## BEGIN EXERCISE MATERIAL
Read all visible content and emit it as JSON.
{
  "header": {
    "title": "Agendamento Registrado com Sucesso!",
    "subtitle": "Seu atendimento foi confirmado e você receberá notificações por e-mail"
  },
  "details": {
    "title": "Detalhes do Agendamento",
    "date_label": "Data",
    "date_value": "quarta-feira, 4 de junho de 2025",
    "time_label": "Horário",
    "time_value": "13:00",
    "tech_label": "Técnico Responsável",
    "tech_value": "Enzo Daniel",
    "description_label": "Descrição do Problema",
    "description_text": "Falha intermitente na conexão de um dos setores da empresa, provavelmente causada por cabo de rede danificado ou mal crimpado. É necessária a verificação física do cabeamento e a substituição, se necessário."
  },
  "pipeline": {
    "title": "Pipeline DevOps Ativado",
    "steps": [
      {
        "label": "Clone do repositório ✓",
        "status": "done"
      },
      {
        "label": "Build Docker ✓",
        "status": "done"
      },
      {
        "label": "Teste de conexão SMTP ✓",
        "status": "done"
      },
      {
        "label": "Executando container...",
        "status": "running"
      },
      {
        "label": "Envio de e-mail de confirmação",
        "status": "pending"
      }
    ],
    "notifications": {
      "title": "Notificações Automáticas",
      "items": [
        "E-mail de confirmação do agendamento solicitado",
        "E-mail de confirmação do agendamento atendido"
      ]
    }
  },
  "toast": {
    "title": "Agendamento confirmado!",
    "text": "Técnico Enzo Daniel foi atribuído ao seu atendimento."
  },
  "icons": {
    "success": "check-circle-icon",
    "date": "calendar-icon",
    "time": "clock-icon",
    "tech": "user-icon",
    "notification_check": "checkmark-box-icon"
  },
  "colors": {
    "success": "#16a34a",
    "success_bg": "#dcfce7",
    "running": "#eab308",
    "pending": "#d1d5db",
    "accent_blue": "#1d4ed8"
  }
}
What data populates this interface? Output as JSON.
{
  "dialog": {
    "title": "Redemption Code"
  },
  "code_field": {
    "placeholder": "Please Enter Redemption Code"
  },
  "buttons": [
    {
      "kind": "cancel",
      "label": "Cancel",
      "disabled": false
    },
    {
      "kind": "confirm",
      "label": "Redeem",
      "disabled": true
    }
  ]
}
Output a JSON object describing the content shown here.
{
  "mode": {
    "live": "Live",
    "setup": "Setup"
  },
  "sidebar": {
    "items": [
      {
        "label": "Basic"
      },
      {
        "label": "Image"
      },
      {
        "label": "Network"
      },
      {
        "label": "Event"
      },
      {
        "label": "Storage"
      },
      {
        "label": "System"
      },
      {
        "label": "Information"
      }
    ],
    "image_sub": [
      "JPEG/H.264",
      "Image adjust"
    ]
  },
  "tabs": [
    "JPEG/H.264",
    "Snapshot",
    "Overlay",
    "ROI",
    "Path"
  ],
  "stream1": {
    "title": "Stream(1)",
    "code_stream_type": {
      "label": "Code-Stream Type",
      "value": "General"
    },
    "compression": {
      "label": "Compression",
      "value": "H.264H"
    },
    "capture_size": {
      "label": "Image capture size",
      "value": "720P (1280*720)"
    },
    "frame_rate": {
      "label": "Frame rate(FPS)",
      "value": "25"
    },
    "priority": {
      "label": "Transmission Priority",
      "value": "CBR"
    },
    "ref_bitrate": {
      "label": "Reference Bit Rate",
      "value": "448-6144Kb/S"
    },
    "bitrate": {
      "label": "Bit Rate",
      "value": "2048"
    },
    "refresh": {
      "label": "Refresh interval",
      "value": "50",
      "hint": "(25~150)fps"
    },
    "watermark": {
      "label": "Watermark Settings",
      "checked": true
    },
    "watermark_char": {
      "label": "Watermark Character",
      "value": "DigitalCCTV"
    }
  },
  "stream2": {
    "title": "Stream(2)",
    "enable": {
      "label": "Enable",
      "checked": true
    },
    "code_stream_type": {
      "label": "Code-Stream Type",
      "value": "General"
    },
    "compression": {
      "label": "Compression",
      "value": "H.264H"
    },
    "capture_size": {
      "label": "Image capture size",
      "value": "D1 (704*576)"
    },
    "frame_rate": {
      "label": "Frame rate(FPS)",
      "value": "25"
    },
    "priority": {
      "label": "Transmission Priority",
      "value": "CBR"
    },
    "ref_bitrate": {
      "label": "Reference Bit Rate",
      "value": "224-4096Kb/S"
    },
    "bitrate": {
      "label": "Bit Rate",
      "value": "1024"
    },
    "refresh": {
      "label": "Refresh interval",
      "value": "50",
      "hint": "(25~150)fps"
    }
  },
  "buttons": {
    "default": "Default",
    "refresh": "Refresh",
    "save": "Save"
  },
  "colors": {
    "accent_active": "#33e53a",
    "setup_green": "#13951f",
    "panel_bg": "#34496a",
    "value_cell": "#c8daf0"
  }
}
## END EXERCISE MATERIAL
**THE REQUEST:** How many lines of the listing above include the word "Enzo"? Reply with the number alone.

**RESPONSE:** 2